** BEGIN **

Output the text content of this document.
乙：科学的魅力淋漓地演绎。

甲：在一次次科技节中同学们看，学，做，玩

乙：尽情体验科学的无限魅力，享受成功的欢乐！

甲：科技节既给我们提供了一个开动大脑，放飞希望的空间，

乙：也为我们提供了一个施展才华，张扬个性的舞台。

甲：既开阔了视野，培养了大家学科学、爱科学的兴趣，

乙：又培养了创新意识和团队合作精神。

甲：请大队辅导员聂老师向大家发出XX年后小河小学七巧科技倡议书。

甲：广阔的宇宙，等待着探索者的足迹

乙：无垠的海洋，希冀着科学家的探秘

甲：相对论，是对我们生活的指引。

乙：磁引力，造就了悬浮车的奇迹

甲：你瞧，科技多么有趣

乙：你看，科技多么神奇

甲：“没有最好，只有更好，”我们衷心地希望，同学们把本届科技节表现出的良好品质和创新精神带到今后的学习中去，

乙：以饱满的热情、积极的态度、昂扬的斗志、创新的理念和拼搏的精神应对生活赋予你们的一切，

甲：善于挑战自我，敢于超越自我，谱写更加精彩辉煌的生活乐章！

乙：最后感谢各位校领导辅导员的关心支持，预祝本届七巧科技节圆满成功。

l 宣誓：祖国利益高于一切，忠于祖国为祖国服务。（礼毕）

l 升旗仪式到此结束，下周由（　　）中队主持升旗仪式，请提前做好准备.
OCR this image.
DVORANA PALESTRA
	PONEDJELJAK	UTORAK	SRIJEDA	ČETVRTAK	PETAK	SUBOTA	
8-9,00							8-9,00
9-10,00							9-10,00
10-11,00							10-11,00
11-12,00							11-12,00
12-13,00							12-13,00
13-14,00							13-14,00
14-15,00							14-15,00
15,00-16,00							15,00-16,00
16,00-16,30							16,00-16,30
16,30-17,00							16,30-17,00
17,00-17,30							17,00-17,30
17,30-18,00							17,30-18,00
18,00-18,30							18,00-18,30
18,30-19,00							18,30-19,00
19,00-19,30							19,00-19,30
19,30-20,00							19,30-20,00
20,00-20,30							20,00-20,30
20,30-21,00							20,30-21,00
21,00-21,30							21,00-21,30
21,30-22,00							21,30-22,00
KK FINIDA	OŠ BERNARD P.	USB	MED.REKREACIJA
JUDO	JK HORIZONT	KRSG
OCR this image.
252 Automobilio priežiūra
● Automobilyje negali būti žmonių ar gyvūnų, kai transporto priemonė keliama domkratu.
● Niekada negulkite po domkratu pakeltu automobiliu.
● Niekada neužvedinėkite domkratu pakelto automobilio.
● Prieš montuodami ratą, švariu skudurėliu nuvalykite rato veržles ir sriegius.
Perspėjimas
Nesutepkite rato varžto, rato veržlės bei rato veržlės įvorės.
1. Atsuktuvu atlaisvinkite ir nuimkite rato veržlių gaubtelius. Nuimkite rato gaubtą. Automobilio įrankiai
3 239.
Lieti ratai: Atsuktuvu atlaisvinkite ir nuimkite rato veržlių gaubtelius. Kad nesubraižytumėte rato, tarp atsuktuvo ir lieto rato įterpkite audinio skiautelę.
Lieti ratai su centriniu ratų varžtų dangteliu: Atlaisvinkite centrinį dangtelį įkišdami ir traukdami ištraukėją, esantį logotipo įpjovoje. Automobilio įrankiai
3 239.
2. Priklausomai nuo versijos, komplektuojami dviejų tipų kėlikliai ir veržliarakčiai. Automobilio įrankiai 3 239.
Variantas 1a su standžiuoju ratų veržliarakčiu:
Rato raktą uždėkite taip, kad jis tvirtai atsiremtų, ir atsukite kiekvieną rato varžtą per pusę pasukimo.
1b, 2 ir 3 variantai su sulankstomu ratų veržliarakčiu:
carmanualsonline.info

** END **

▶ [Exercise brief]: Copy every line of the listing that includes the string "nuimkite".

▶ [Expected answer]:
1. Atsuktuvu atlaisvinkite ir nuimkite rato veržlių gaubtelius. Nuimkite rato gaubtą. Automobilio įrankiai
Lieti ratai: Atsuktuvu atlaisvinkite ir nuimkite rato veržlių gaubtelius. Kad nesubraižytumėte rato, tarp atsuktuvo ir lieto rato įterpkite audinio skiautelę.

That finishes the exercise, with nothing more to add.